:: Data for processing ::
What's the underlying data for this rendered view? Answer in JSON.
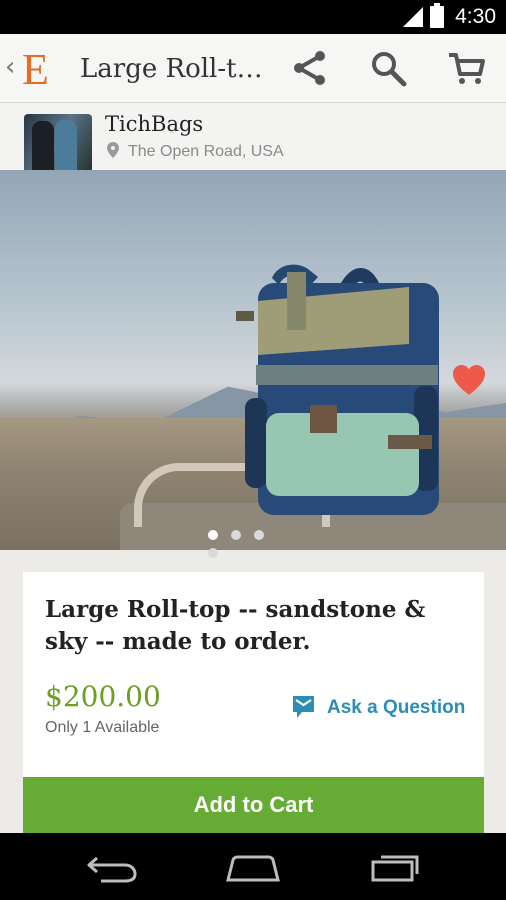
{
  "status_bar": {
    "time": "4:30"
  },
  "action_bar": {
    "back": "‹",
    "logo": "E",
    "title": "Large Roll-to..."
  },
  "shop": {
    "name": "TichBags",
    "location": "The Open Road, USA"
  },
  "product": {
    "title": "Large Roll-top -- sandstone & sky -- made to order.",
    "price": "$200.00",
    "availability": "Only 1 Available",
    "ask_label": "Ask a Question",
    "add_to_cart_label": "Add to Cart"
  },
  "carousel": {
    "slides": 4,
    "active_index": 0
  },
  "icons": [
    "signal-icon",
    "battery-icon",
    "share-icon",
    "search-icon",
    "cart-icon",
    "pin-icon",
    "favorite-heart-icon",
    "chat-icon",
    "back-nav-icon",
    "home-nav-icon",
    "recents-nav-icon"
  ],
  "colors": {
    "etsy_orange": "#e76b24",
    "price_green": "#6c9f24",
    "cart_green": "#66ac34",
    "link_blue": "#2c8eb4",
    "heart_red": "#ee5a4a"
  }
}
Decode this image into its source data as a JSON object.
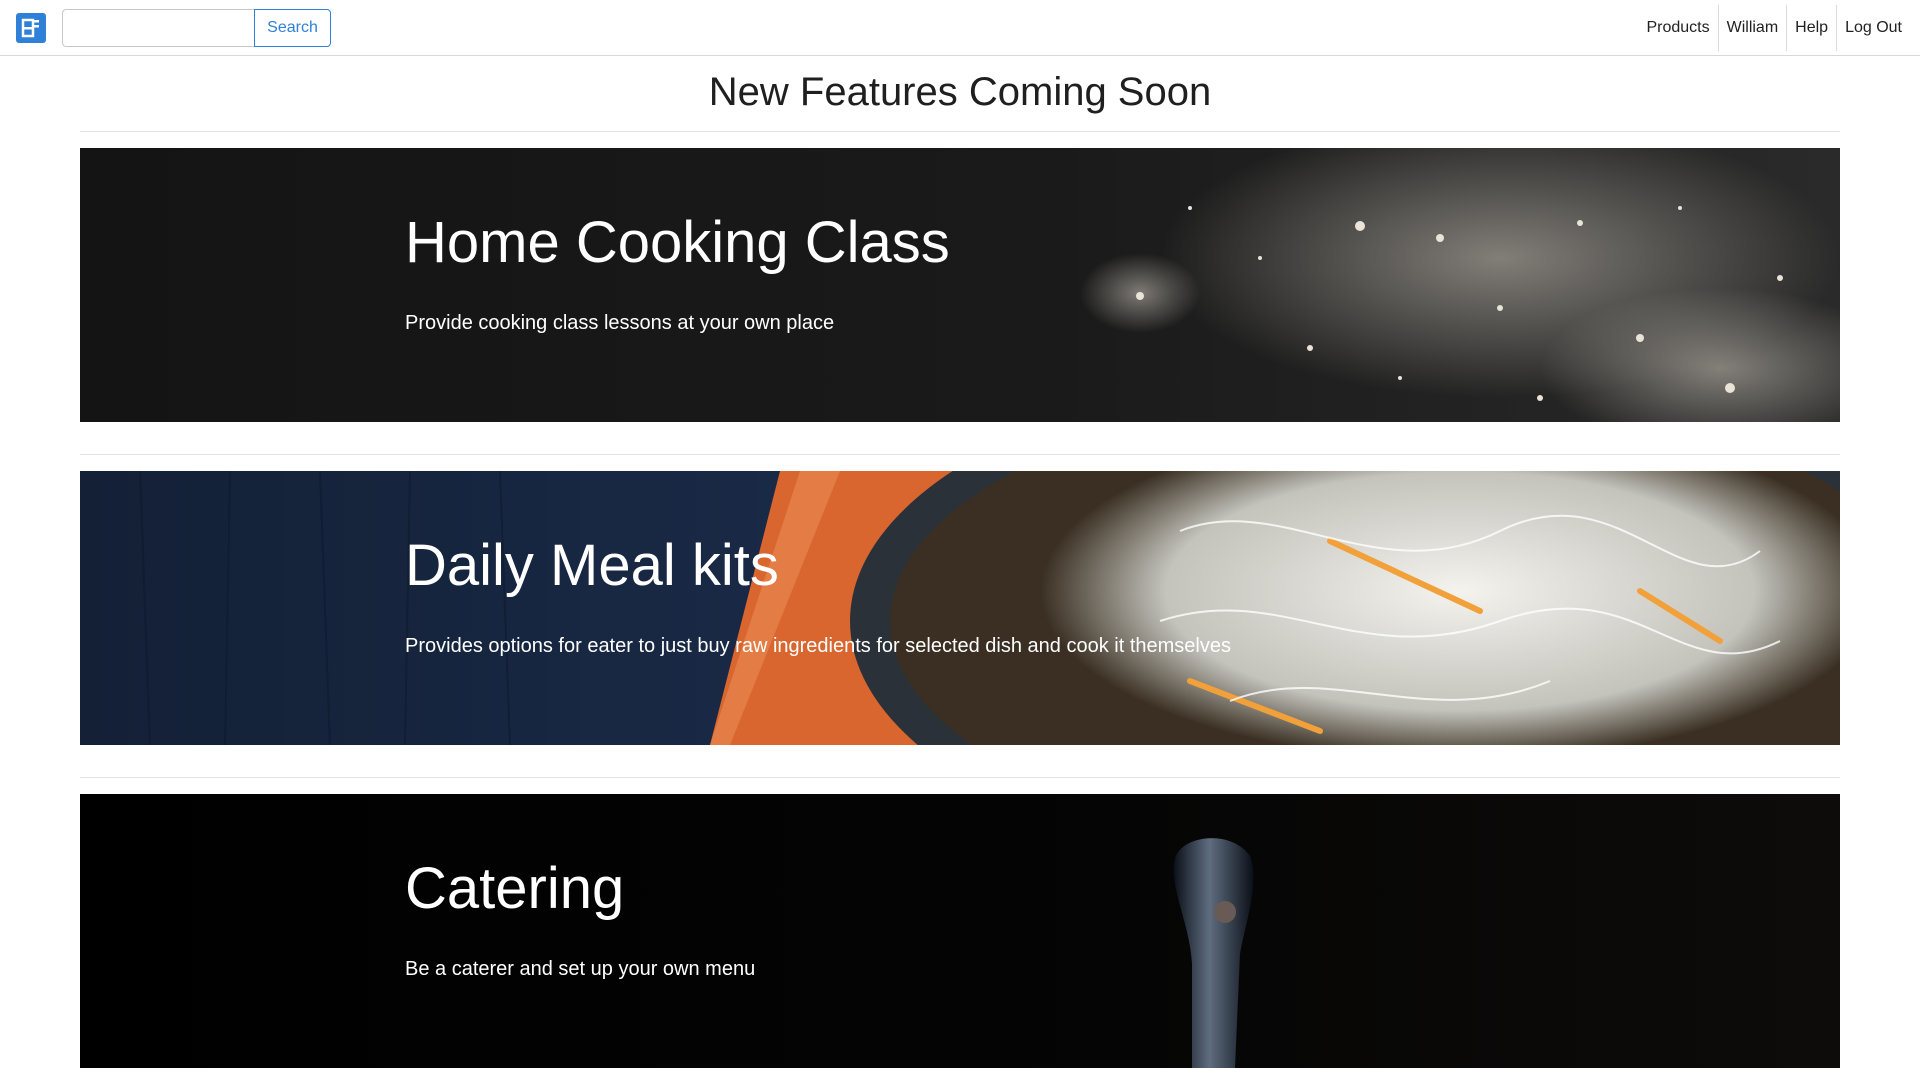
{
  "header": {
    "logo_icon": "app-logo-icon",
    "search": {
      "value": "",
      "placeholder": "",
      "button_label": "Search"
    },
    "nav": [
      {
        "label": "Products"
      },
      {
        "label": "William"
      },
      {
        "label": "Help"
      },
      {
        "label": "Log Out"
      }
    ],
    "accent_color": "#2f80d8"
  },
  "main": {
    "title": "New Features Coming Soon",
    "features": [
      {
        "title": "Home Cooking Class",
        "description": "Provide cooking class lessons at your own place",
        "image_icon": "flour-dusted-table-image"
      },
      {
        "title": "Daily Meal kits",
        "description": "Provides options for eater to just buy raw ingredients for selected dish and cook it themselves",
        "image_icon": "noodle-bowl-image"
      },
      {
        "title": "Catering",
        "description": "Be a caterer and set up your own menu",
        "image_icon": "ladle-image"
      }
    ]
  }
}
:::
# Direction:
Above are the records. Copy every line in them holding "image".

# Written response:
Decode this image into its source data as a JSON object.
        "image_icon": "flour-dusted-table-image"
        "image_icon": "noodle-bowl-image"
        "image_icon": "ladle-image"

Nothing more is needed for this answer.